*BRIEF*
In the records below, put everything from the line containing "category-label: biljke/korovi xyxy=(396,389,485,408)" down to the line containing "y-tick-label: 60% xyxy=(99,138,133,157)" into a Markdown table with the columns Row and Line. Number each line in Row and leave out any blank lines.

* * * * * * * * *

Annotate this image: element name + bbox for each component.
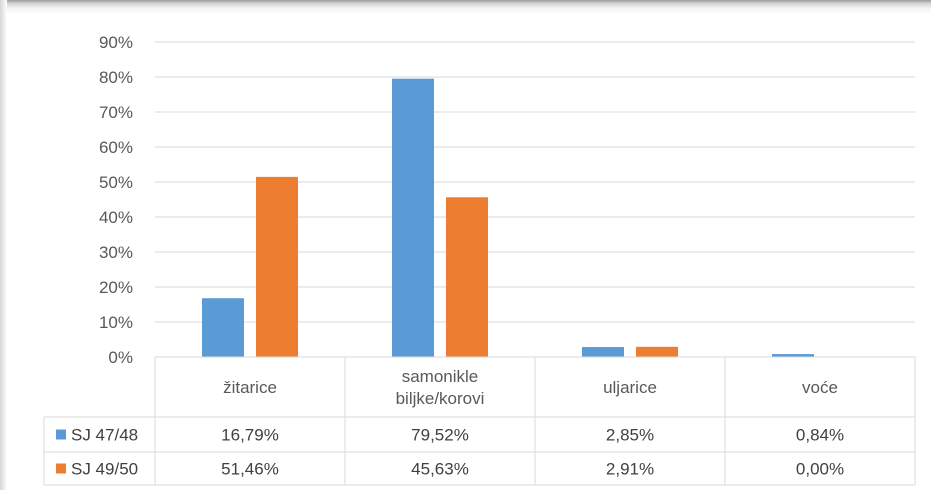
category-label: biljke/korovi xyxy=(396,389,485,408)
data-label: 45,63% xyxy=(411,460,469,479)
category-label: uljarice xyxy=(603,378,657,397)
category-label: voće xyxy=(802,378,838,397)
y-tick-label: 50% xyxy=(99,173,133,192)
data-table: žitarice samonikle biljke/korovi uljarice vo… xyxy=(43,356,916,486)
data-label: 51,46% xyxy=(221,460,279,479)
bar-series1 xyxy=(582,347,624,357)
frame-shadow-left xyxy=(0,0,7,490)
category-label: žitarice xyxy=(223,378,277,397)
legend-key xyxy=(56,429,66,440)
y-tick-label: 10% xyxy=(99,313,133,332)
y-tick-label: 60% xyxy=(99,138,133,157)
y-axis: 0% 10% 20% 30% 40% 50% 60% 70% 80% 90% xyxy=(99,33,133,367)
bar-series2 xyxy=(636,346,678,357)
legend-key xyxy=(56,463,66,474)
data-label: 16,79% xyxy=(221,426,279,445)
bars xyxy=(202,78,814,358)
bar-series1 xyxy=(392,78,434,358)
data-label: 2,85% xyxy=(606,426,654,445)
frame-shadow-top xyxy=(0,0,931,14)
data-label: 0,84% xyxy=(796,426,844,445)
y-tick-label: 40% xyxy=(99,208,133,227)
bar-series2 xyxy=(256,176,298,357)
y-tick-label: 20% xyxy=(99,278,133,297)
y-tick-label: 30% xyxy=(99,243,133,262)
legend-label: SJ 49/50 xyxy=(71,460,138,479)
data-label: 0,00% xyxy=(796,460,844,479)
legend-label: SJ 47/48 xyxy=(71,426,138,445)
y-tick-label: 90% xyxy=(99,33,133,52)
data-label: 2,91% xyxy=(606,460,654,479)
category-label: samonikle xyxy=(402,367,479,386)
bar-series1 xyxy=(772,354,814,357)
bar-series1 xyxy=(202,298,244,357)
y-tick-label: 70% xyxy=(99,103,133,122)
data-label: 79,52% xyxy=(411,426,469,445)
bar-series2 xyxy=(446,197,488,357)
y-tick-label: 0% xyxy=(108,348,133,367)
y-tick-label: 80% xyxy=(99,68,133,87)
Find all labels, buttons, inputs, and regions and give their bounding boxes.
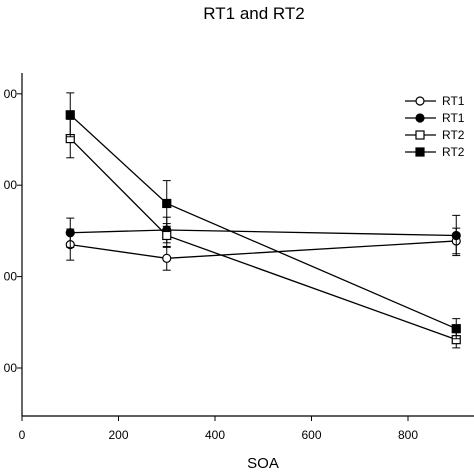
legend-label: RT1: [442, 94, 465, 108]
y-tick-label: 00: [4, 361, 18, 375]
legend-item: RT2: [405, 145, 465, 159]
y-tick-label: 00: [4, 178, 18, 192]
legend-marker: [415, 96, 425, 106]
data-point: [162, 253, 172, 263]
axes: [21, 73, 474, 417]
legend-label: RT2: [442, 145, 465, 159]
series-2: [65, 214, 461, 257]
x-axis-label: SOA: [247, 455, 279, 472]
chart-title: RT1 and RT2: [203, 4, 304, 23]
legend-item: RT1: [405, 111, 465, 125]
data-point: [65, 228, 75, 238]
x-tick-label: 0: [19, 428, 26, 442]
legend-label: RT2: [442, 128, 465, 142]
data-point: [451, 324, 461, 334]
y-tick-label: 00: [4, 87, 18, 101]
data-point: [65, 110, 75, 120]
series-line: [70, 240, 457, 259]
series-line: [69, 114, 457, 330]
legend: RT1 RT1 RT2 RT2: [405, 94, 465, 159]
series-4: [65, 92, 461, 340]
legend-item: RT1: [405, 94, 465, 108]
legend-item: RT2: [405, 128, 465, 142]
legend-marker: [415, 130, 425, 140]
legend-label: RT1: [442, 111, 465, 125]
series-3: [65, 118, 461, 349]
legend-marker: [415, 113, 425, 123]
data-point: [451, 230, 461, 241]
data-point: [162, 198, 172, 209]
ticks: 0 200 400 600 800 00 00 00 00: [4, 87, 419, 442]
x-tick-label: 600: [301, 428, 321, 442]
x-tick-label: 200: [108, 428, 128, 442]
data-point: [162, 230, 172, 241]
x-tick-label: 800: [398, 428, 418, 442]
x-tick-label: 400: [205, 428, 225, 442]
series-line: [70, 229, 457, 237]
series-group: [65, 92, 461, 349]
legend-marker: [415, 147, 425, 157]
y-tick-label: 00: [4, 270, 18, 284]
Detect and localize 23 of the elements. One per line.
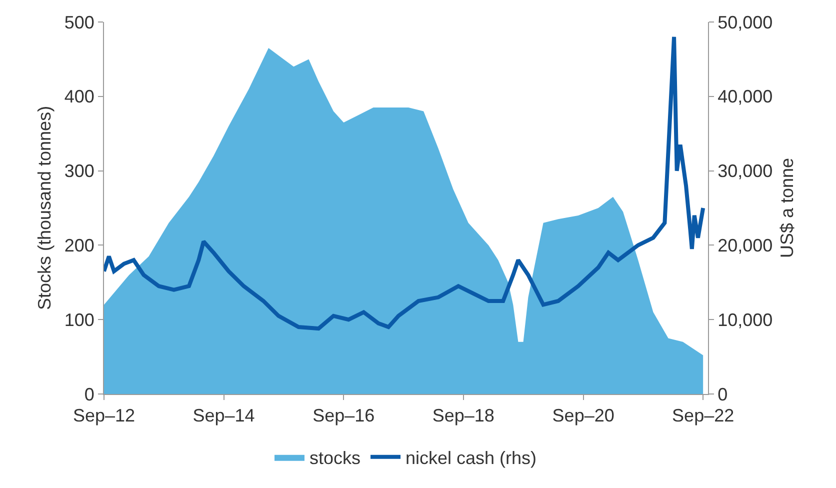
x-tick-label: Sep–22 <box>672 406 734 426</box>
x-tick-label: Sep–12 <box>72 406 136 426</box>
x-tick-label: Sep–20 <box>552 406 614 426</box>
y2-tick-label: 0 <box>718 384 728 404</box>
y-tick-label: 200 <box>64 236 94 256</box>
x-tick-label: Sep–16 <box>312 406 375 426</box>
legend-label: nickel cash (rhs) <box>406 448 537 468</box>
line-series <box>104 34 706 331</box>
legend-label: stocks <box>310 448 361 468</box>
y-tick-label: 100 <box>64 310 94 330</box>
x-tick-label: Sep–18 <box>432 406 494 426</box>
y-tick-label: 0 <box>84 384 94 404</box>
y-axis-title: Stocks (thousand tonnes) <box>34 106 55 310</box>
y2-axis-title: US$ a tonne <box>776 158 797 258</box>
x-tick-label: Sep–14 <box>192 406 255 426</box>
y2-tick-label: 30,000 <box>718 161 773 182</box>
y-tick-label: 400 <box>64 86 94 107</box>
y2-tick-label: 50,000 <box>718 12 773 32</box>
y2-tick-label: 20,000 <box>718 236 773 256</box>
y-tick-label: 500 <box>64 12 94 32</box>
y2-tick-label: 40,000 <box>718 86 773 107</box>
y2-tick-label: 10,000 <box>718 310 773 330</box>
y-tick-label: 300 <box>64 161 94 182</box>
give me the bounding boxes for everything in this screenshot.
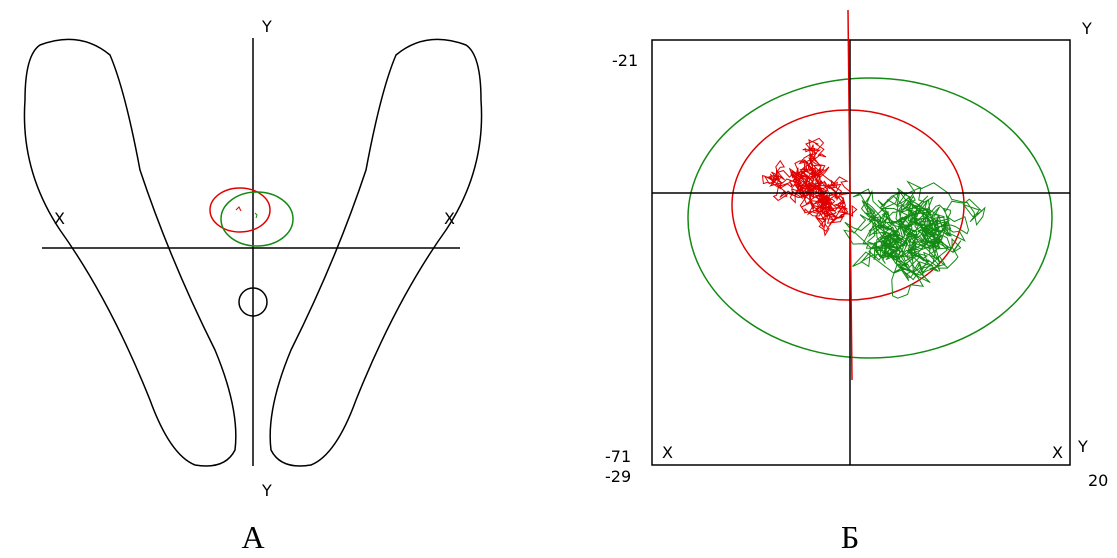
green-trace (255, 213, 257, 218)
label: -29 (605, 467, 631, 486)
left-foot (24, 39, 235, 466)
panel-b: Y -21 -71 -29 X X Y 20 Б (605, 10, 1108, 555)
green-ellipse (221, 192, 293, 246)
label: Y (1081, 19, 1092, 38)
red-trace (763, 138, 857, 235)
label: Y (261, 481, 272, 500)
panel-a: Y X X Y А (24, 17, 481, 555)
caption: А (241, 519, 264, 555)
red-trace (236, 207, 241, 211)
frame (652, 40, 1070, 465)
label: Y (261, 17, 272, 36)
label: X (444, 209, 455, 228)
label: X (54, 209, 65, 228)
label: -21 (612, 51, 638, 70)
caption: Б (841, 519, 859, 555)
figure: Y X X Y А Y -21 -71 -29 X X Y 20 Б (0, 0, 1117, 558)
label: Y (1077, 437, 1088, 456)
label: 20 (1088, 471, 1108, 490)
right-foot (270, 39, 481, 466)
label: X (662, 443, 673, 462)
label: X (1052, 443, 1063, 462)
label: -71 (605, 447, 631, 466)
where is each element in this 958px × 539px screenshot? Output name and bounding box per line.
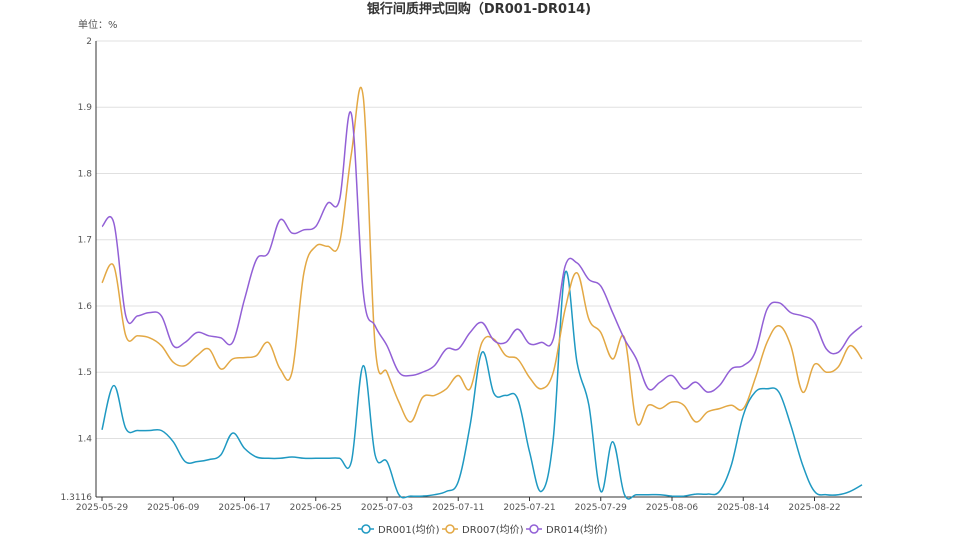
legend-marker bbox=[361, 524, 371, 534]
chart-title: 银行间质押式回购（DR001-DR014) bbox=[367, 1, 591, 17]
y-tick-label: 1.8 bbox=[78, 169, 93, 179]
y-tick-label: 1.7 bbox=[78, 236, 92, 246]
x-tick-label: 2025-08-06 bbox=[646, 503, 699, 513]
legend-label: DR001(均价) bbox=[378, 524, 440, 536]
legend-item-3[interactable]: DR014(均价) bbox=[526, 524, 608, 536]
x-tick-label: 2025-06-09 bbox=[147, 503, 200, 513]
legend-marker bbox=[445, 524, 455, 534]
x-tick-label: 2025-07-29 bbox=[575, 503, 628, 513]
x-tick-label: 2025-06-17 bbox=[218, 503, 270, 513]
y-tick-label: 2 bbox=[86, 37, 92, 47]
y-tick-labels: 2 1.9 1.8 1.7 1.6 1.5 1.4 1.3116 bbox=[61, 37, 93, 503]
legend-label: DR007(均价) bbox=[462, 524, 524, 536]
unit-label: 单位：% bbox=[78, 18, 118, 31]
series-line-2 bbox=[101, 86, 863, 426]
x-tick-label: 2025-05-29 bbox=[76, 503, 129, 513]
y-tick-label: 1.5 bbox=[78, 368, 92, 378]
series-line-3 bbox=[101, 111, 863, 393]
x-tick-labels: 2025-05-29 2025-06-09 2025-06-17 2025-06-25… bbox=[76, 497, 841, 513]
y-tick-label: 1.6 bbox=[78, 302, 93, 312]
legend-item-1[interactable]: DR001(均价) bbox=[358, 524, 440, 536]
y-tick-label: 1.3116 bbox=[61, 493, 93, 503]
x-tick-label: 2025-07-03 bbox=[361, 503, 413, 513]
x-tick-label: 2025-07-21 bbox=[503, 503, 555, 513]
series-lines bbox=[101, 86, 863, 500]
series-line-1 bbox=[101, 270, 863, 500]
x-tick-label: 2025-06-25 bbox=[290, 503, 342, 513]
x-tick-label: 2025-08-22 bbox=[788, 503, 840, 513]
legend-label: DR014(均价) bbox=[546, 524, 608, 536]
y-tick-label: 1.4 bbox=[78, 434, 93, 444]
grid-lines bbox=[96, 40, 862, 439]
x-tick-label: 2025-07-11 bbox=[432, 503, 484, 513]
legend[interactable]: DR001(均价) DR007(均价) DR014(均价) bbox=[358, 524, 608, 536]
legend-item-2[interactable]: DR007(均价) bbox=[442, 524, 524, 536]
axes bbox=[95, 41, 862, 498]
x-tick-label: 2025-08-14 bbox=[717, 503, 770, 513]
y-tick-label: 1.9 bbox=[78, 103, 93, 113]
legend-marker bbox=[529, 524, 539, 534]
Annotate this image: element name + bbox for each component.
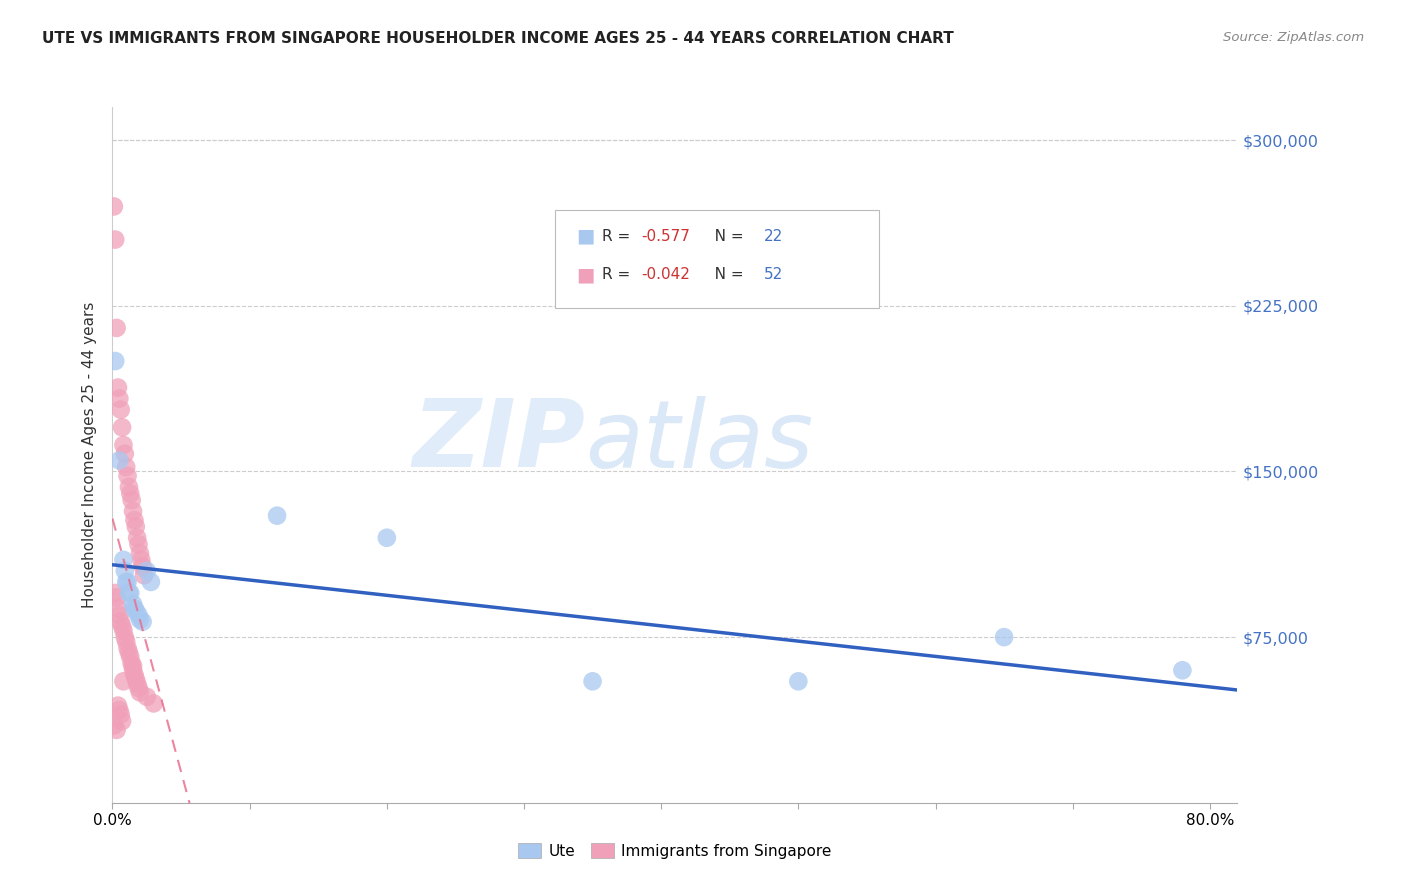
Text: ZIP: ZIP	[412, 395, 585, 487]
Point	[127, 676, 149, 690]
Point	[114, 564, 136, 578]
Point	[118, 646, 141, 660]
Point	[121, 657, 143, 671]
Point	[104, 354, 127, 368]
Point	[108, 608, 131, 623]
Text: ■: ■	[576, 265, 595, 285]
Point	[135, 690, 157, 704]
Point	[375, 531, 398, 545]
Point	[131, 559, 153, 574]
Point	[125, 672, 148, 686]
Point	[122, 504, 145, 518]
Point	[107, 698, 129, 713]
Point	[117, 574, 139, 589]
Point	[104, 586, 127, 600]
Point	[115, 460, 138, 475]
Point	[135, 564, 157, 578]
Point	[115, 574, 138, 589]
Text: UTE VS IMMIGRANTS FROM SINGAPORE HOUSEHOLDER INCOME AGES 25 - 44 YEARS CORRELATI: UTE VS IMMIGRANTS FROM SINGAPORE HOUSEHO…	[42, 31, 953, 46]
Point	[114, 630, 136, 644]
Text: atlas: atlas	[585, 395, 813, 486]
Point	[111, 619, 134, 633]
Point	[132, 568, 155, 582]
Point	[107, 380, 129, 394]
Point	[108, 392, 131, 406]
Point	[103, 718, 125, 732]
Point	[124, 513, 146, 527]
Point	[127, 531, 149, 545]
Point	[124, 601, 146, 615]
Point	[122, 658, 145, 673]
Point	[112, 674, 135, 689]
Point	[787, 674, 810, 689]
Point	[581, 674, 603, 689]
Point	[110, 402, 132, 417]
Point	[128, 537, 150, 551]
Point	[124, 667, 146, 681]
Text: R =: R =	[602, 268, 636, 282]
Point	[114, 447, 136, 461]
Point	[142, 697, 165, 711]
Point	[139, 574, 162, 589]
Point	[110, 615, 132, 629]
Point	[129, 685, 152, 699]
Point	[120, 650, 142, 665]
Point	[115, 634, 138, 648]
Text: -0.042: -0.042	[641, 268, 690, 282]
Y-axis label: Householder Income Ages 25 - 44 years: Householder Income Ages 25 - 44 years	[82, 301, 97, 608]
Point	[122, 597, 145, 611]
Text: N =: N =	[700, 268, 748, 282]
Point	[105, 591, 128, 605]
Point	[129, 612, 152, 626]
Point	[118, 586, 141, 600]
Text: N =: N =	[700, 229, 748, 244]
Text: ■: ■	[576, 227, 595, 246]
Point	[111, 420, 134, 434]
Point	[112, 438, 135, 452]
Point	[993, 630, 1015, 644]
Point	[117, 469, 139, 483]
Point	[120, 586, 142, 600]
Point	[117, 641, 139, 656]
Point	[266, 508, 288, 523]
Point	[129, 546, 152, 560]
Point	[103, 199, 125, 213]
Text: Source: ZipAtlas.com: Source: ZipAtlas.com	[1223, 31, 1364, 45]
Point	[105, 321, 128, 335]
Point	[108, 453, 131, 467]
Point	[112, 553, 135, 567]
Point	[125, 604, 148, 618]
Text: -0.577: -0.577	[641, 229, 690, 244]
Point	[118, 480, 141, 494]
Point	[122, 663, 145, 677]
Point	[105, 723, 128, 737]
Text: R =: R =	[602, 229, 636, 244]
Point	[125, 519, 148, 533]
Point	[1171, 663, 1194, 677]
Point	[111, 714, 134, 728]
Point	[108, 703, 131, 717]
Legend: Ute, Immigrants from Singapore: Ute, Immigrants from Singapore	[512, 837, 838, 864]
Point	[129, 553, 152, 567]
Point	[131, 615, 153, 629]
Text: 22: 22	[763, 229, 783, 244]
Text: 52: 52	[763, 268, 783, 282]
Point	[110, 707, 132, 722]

* * * * * * * * *

*TASK RESULT*
| Row | Line |
|---|---|
| 1 | category-label: biljke/korovi xyxy=(396,389,485,408) |
| 2 | data-label: 45,63% xyxy=(411,460,469,479) |
| 3 | category-label: uljarice xyxy=(603,378,657,397) |
| 4 | category-label: voće xyxy=(802,378,838,397) |
| 5 | y-tick-label: 50% xyxy=(99,173,133,192) |
| 6 | data-table: žitarice samonikle biljke/korovi uljarice vo… xyxy=(43,356,916,486) |
| 7 | data-label: 51,46% xyxy=(221,460,279,479) |
| 8 | bar-series1 xyxy=(582,347,624,357) |
| 9 | frame-shadow-left xyxy=(0,0,7,490) |
| 10 | category-label: žitarice xyxy=(223,378,277,397) |
| 11 | legend-key xyxy=(56,429,66,440) |
| 12 | y-tick-label: 10% xyxy=(99,313,133,332) |
| 13 | y-tick-label: 60% xyxy=(99,138,133,157) |